Requirement ::
Extract the listing below in full, unchanged.

Data entries:
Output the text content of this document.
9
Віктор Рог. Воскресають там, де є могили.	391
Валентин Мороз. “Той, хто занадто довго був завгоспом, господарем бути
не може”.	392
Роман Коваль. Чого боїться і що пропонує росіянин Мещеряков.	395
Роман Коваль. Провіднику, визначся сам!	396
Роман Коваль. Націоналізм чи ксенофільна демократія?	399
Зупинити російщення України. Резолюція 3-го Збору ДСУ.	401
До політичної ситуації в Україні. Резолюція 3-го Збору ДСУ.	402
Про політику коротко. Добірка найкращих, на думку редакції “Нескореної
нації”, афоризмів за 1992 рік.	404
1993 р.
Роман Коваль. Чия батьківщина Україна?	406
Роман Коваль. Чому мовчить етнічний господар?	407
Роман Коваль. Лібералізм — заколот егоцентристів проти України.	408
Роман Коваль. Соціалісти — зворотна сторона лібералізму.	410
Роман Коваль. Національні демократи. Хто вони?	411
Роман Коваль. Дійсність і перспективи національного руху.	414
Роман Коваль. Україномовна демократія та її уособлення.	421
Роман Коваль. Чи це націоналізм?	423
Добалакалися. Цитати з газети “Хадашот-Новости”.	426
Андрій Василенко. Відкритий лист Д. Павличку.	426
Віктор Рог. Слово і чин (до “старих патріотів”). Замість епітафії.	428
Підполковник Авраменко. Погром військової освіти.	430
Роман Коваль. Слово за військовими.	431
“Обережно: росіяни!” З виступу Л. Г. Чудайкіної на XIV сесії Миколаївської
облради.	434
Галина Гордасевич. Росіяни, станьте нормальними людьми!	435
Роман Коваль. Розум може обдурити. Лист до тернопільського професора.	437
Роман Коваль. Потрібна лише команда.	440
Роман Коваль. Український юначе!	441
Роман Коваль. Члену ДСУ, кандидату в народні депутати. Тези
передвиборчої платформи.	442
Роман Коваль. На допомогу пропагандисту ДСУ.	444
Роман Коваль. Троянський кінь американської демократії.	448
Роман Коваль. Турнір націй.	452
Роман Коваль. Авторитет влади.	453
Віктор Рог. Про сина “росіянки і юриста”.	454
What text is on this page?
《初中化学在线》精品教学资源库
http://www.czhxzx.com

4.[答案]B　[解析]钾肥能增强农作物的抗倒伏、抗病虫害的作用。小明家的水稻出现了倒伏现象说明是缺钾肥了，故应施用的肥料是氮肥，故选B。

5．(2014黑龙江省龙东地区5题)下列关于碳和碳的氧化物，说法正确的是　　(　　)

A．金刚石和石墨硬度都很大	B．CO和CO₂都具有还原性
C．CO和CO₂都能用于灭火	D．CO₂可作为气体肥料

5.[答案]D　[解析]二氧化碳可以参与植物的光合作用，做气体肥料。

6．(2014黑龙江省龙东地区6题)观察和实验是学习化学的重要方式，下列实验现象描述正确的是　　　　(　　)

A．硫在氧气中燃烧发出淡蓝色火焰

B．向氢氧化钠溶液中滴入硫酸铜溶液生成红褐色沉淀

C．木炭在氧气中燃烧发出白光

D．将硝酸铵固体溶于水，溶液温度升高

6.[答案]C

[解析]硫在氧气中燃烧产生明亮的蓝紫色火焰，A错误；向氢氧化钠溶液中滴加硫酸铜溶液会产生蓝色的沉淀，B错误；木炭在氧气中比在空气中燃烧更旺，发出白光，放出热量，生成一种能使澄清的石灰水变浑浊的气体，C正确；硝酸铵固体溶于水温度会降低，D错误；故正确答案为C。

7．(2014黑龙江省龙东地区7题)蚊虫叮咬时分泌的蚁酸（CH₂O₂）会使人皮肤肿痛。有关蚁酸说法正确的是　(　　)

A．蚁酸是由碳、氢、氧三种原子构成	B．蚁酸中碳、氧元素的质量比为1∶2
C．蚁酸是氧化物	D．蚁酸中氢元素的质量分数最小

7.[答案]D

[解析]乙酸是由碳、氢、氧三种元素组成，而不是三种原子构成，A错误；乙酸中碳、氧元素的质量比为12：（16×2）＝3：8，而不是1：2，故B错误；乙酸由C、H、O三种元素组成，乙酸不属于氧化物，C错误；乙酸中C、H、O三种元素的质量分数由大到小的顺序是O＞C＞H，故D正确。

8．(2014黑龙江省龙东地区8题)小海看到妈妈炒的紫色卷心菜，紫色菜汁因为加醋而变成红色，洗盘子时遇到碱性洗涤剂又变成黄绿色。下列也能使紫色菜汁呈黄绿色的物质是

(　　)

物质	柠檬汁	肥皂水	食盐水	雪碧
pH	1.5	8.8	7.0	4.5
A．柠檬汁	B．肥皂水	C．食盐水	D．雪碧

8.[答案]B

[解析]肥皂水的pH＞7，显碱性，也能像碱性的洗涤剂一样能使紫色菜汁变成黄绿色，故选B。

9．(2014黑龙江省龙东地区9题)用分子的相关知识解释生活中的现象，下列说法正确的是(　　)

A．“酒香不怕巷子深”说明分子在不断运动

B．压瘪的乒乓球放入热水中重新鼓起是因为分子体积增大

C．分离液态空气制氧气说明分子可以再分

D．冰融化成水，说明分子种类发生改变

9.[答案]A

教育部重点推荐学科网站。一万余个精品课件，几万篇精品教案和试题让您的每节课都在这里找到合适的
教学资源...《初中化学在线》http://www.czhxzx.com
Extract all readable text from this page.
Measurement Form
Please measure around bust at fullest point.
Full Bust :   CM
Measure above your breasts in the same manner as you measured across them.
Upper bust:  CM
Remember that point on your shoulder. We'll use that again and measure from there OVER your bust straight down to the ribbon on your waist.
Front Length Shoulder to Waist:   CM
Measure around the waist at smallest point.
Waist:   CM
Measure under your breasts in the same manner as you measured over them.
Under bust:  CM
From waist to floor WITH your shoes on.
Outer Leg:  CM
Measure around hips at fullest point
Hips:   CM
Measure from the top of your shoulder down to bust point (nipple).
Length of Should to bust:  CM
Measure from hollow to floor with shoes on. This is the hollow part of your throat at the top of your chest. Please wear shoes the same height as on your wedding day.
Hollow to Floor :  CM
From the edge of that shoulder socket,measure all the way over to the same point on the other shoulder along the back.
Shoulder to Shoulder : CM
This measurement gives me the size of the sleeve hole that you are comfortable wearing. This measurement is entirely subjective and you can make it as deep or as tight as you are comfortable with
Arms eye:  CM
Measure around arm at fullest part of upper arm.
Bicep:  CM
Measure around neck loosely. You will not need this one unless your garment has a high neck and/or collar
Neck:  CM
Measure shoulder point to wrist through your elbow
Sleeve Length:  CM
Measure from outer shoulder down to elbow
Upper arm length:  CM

Response to the exercise ::
Output the text content of this document.
9
Віктор Рог. Воскресають там, де є могили.	391
Валентин Мороз. “Той, хто занадто довго був завгоспом, господарем бути
не може”.	392
Роман Коваль. Чого боїться і що пропонує росіянин Мещеряков.	395
Роман Коваль. Провіднику, визначся сам!	396
Роман Коваль. Націоналізм чи ксенофільна демократія?	399
Зупинити російщення України. Резолюція 3-го Збору ДСУ.	401
До політичної ситуації в Україні. Резолюція 3-го Збору ДСУ.	402
Про політику коротко. Добірка найкращих, на думку редакції “Нескореної
нації”, афоризмів за 1992 рік.	404
1993 р.
Роман Коваль. Чия батьківщина Україна?	406
Роман Коваль. Чому мовчить етнічний господар?	407
Роман Коваль. Лібералізм — заколот егоцентристів проти України.	408
Роман Коваль. Соціалісти — зворотна сторона лібералізму.	410
Роман Коваль. Національні демократи. Хто вони?	411
Роман Коваль. Дійсність і перспективи національного руху.	414
Роман Коваль. Україномовна демократія та її уособлення.	421
Роман Коваль. Чи це націоналізм?	423
Добалакалися. Цитати з газети “Хадашот-Новости”.	426
Андрій Василенко. Відкритий лист Д. Павличку.	426
Віктор Рог. Слово і чин (до “старих патріотів”). Замість епітафії.	428
Підполковник Авраменко. Погром військової освіти.	430
Роман Коваль. Слово за військовими.	431
“Обережно: росіяни!” З виступу Л. Г. Чудайкіної на XIV сесії Миколаївської
облради.	434
Галина Гордасевич. Росіяни, станьте нормальними людьми!	435
Роман Коваль. Розум може обдурити. Лист до тернопільського професора.	437
Роман Коваль. Потрібна лише команда.	440
Роман Коваль. Український юначе!	441
Роман Коваль. Члену ДСУ, кандидату в народні депутати. Тези
передвиборчої платформи.	442
Роман Коваль. На допомогу пропагандисту ДСУ.	444
Роман Коваль. Троянський кінь американської демократії.	448
Роман Коваль. Турнір націй.	452
Роман Коваль. Авторитет влади.	453
Віктор Рог. Про сина “росіянки і юриста”.	454
What text is on this page?
《初中化学在线》精品教学资源库
http://www.czhxzx.com

4.[答案]B　[解析]钾肥能增强农作物的抗倒伏、抗病虫害的作用。小明家的水稻出现了倒伏现象说明是缺钾肥了，故应施用的肥料是氮肥，故选B。

5．(2014黑龙江省龙东地区5题)下列关于碳和碳的氧化物，说法正确的是　　(　　)

A．金刚石和石墨硬度都很大	B．CO和CO₂都具有还原性
C．CO和CO₂都能用于灭火	D．CO₂可作为气体肥料

5.[答案]D　[解析]二氧化碳可以参与植物的光合作用，做气体肥料。

6．(2014黑龙江省龙东地区6题)观察和实验是学习化学的重要方式，下列实验现象描述正确的是　　　　(　　)

A．硫在氧气中燃烧发出淡蓝色火焰

B．向氢氧化钠溶液中滴入硫酸铜溶液生成红褐色沉淀

C．木炭在氧气中燃烧发出白光

D．将硝酸铵固体溶于水，溶液温度升高

6.[答案]C

[解析]硫在氧气中燃烧产生明亮的蓝紫色火焰，A错误；向氢氧化钠溶液中滴加硫酸铜溶液会产生蓝色的沉淀，B错误；木炭在氧气中比在空气中燃烧更旺，发出白光，放出热量，生成一种能使澄清的石灰水变浑浊的气体，C正确；硝酸铵固体溶于水温度会降低，D错误；故正确答案为C。

7．(2014黑龙江省龙东地区7题)蚊虫叮咬时分泌的蚁酸（CH₂O₂）会使人皮肤肿痛。有关蚁酸说法正确的是　(　　)

A．蚁酸是由碳、氢、氧三种原子构成	B．蚁酸中碳、氧元素的质量比为1∶2
C．蚁酸是氧化物	D．蚁酸中氢元素的质量分数最小

7.[答案]D

[解析]乙酸是由碳、氢、氧三种元素组成，而不是三种原子构成，A错误；乙酸中碳、氧元素的质量比为12：（16×2）＝3：8，而不是1：2，故B错误；乙酸由C、H、O三种元素组成，乙酸不属于氧化物，C错误；乙酸中C、H、O三种元素的质量分数由大到小的顺序是O＞C＞H，故D正确。

8．(2014黑龙江省龙东地区8题)小海看到妈妈炒的紫色卷心菜，紫色菜汁因为加醋而变成红色，洗盘子时遇到碱性洗涤剂又变成黄绿色。下列也能使紫色菜汁呈黄绿色的物质是

(　　)

物质	柠檬汁	肥皂水	食盐水	雪碧
pH	1.5	8.8	7.0	4.5
A．柠檬汁	B．肥皂水	C．食盐水	D．雪碧

8.[答案]B

[解析]肥皂水的pH＞7，显碱性，也能像碱性的洗涤剂一样能使紫色菜汁变成黄绿色，故选B。

9．(2014黑龙江省龙东地区9题)用分子的相关知识解释生活中的现象，下列说法正确的是(　　)

A．“酒香不怕巷子深”说明分子在不断运动

B．压瘪的乒乓球放入热水中重新鼓起是因为分子体积增大

C．分离液态空气制氧气说明分子可以再分

D．冰融化成水，说明分子种类发生改变

9.[答案]A

教育部重点推荐学科网站。一万余个精品课件，几万篇精品教案和试题让您的每节课都在这里找到合适的
教学资源...《初中化学在线》http://www.czhxzx.com
Extract all readable text from this page.
Measurement Form
Please measure around bust at fullest point.
Full Bust :   CM
Measure above your breasts in the same manner as you measured across them.
Upper bust:  CM
Remember that point on your shoulder. We'll use that again and measure from there OVER your bust straight down to the ribbon on your waist.
Front Length Shoulder to Waist:   CM
Measure around the waist at smallest point.
Waist:   CM
Measure under your breasts in the same manner as you measured over them.
Under bust:  CM
From waist to floor WITH your shoes on.
Outer Leg:  CM
Measure around hips at fullest point
Hips:   CM
Measure from the top of your shoulder down to bust point (nipple).
Length of Should to bust:  CM
Measure from hollow to floor with shoes on. This is the hollow part of your throat at the top of your chest. Please wear shoes the same height as on your wedding day.
Hollow to Floor :  CM
From the edge of that shoulder socket,measure all the way over to the same point on the other shoulder along the back.
Shoulder to Shoulder : CM
This measurement gives me the size of the sleeve hole that you are comfortable wearing. This measurement is entirely subjective and you can make it as deep or as tight as you are comfortable with
Arms eye:  CM
Measure around arm at fullest part of upper arm.
Bicep:  CM
Measure around neck loosely. You will not need this one unless your garment has a high neck and/or collar
Neck:  CM
Measure shoulder point to wrist through your elbow
Sleeve Length:  CM
Measure from outer shoulder down to elbow
Upper arm length:  CM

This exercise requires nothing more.